■ **TESTO ORIGINALE**:
Padre Didon ispirò il motto olimpico

da Il Sole 24 Ore – 21 luglio 2024 – di Gianfranco Ravasi.

In questo articolo il Cardinal Ravasi ci parla di Angela Teja e di come analizza le dimensioni filosofiche ed etico-spirituali di «Citius, altius, fortius» e del profilo del domenicano, straordinario spirito eclettico nei suoi interessi.

Non ho mai praticato nessuno sport, se si eccettua la camminata chilometrica quasi quotidiana, che non è però riconosciuta come disciplina sportiva. Eppure, forse sono l’ecclesiastico che ha intrattenuto il maggior numero di contatti, rapporti e dialoghi col Comitato Olimpico Internazionale e col suo presidente Thomas Bach, al punto tale che – quando ho concluso il mio mandato di capo-dicastero vaticano della Cultura, nell’ottobre 2022 – ho ricevuto dalle sue mani come omaggio simbolico una delle medaglie d’oro delle Olimpiadi di Tokyo.

■ **CONSEGNA A**:
Ricopia dall'articolo sul motto olimpico il tratto che va da "Padre Didon ispirò" fino a "nei suoi interessi.", senza cambiare nulla.

■ **DATI FORNITI**:
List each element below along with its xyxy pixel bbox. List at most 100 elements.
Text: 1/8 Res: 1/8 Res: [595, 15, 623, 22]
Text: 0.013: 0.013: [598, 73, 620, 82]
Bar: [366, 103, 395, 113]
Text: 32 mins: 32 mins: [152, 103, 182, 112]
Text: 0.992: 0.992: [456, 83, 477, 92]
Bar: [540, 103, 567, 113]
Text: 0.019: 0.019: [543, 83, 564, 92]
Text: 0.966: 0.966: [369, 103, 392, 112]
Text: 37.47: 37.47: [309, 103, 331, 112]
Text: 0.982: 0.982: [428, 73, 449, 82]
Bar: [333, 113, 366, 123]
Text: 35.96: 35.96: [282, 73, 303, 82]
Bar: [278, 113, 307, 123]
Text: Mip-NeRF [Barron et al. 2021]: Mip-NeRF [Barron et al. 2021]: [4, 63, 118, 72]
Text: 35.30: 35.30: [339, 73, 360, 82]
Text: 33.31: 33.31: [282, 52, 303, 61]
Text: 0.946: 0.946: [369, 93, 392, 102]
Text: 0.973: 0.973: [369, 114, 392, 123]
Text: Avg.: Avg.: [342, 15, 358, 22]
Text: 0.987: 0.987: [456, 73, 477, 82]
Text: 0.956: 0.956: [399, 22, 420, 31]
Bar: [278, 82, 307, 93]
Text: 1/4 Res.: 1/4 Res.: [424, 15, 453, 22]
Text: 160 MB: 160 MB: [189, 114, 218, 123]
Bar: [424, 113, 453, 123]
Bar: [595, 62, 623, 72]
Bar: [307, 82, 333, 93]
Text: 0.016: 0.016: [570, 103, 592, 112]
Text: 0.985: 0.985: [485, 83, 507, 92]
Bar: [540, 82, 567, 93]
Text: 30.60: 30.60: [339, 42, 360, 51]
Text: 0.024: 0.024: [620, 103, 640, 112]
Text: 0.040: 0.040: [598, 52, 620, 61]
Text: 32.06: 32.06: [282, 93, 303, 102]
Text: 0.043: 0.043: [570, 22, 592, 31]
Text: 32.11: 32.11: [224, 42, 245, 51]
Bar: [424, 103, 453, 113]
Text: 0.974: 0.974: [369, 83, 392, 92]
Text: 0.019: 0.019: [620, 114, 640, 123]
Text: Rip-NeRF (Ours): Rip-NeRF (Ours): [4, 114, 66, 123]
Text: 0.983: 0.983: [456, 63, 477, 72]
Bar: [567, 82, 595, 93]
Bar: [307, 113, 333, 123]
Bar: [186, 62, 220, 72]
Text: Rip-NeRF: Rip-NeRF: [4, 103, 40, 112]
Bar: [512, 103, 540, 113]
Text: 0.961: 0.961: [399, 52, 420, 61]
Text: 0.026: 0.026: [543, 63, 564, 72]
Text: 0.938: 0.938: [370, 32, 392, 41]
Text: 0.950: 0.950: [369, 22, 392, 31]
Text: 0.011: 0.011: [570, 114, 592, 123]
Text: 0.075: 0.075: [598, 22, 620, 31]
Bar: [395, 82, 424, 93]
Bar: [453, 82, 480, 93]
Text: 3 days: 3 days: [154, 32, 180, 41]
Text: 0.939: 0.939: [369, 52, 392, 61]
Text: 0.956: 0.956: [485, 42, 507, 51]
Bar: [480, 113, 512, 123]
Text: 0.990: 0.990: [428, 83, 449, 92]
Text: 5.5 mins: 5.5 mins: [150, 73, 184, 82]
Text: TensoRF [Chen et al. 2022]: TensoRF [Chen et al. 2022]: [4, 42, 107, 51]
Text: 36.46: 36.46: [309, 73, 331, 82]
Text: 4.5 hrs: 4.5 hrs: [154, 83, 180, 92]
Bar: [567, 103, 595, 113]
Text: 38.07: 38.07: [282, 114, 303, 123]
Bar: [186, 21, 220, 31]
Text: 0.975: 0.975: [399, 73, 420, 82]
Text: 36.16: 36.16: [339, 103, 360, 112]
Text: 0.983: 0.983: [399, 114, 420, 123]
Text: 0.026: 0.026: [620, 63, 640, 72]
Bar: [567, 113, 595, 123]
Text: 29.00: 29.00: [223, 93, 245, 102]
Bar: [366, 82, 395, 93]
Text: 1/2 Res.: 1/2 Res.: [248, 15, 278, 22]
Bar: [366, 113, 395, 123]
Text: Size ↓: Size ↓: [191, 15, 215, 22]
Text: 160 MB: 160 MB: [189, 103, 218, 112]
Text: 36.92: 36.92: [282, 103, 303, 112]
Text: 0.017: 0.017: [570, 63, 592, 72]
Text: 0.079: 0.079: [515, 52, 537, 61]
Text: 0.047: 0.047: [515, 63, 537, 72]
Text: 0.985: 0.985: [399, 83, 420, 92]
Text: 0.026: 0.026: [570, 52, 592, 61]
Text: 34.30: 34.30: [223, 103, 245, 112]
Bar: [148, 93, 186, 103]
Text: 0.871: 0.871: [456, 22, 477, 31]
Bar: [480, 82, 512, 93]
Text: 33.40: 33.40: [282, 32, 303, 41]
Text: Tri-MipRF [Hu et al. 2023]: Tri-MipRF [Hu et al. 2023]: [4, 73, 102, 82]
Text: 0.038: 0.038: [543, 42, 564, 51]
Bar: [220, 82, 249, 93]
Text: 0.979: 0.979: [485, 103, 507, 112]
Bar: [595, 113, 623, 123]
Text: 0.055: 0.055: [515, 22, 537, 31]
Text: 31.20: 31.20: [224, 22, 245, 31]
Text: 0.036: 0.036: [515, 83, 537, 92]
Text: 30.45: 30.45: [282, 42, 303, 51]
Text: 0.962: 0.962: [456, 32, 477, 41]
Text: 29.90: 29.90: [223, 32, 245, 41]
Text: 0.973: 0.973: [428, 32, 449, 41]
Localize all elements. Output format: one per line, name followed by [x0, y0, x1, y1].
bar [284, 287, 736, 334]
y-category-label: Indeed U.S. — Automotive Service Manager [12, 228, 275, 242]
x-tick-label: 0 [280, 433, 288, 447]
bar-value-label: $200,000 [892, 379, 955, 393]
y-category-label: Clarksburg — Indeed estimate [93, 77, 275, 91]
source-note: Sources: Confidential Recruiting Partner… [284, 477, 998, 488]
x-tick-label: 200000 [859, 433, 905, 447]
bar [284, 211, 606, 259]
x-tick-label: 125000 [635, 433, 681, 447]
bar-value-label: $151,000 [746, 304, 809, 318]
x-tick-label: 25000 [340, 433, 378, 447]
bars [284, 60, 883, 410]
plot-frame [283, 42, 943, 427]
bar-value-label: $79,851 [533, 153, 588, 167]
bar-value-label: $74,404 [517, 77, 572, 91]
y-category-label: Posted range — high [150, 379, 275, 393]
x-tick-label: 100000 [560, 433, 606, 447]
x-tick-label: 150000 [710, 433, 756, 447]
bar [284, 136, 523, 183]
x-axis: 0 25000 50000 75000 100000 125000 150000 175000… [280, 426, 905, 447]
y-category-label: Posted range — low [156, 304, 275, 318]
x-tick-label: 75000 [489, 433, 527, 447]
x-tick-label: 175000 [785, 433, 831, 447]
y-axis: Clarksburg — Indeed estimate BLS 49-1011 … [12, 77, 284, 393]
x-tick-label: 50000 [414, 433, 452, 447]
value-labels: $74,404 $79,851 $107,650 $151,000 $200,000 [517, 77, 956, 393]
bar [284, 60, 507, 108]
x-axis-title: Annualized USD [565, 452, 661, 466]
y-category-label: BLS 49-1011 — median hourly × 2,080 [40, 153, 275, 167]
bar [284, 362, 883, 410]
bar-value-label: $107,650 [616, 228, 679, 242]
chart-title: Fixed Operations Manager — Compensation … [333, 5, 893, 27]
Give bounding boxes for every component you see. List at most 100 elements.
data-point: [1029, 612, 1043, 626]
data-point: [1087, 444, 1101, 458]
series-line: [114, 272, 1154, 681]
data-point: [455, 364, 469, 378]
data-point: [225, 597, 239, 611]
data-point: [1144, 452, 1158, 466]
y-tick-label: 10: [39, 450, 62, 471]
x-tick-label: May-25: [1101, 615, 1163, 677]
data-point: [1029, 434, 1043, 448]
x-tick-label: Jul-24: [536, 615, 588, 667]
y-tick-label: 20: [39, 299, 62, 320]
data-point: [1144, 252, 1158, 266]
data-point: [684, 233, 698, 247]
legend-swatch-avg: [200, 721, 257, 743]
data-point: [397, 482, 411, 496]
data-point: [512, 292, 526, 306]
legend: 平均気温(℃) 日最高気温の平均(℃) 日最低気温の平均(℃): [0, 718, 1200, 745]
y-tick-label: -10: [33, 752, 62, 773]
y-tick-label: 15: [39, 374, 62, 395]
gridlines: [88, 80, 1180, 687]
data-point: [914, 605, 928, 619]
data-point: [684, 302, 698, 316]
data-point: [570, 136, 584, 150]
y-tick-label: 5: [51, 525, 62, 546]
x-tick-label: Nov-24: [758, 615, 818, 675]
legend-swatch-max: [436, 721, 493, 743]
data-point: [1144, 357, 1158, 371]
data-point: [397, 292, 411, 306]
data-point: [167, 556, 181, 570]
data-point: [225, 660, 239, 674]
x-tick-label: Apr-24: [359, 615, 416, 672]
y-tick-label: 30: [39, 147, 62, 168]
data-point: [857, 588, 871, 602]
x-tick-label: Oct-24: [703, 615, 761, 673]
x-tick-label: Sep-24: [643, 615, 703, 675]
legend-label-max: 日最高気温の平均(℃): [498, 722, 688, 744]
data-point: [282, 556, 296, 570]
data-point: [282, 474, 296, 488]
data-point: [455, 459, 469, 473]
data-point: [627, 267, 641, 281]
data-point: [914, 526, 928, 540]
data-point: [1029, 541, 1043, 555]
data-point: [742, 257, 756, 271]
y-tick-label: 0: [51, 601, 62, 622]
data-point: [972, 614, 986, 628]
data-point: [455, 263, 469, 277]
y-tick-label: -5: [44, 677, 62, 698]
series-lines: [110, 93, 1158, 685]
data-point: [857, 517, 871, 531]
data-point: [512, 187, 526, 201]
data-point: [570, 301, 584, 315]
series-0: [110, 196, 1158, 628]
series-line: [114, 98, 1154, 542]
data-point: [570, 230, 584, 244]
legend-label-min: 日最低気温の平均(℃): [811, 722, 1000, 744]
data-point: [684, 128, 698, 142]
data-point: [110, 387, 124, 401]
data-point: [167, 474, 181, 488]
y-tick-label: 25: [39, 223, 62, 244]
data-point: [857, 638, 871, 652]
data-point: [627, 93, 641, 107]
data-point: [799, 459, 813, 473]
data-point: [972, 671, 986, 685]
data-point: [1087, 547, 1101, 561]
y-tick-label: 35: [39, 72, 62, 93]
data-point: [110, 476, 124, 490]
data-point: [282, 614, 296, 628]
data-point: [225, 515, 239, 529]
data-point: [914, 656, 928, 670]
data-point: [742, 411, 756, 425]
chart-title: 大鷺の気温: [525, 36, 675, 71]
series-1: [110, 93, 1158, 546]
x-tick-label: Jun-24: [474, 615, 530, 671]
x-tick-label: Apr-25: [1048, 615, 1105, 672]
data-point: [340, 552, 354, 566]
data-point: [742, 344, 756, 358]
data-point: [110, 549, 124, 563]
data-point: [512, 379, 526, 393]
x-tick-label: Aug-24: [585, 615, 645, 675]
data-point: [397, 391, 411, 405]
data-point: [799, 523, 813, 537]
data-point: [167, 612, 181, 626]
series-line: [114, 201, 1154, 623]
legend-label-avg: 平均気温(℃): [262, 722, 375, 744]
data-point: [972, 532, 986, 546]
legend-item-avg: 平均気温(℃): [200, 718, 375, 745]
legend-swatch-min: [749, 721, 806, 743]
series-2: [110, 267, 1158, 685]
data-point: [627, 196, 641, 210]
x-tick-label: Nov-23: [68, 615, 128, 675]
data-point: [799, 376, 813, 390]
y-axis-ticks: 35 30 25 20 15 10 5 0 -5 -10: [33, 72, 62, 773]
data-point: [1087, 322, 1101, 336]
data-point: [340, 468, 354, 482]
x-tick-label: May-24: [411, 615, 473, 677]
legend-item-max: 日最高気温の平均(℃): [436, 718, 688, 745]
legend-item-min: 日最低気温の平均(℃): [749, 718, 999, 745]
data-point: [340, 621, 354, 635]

■ **CONSEGNA B**:
Riproduci identico il tratto dell'elenco che va dall'inizio fino alla riga che contiene "Text: 0.966: 0.966: [369, 103, 392, 112]", entrambe le estremità comprese.

■ **RISPOSTA COMPLETA A**:
Padre Didon ispirò il motto olimpico

da Il Sole 24 Ore – 21 luglio 2024 – di Gianfranco Ravasi.

In questo articolo il Cardinal Ravasi ci parla di Angela Teja e di come analizza le dimensioni filosofiche ed etico-spirituali di «Citius, altius, fortius» e del profilo del domenicano, straordinario spirito eclettico nei suoi interessi.

■ **RISPOSTA COMPLETA B**:
List each element below along with its xyxy pixel bbox. List at most 100 elements.
Text: 1/8 Res: 1/8 Res: [595, 15, 623, 22]
Text: 0.013: 0.013: [598, 73, 620, 82]
Bar: [366, 103, 395, 113]
Text: 32 mins: 32 mins: [152, 103, 182, 112]
Text: 0.992: 0.992: [456, 83, 477, 92]
Bar: [540, 103, 567, 113]
Text: 0.019: 0.019: [543, 83, 564, 92]
Text: 0.966: 0.966: [369, 103, 392, 112]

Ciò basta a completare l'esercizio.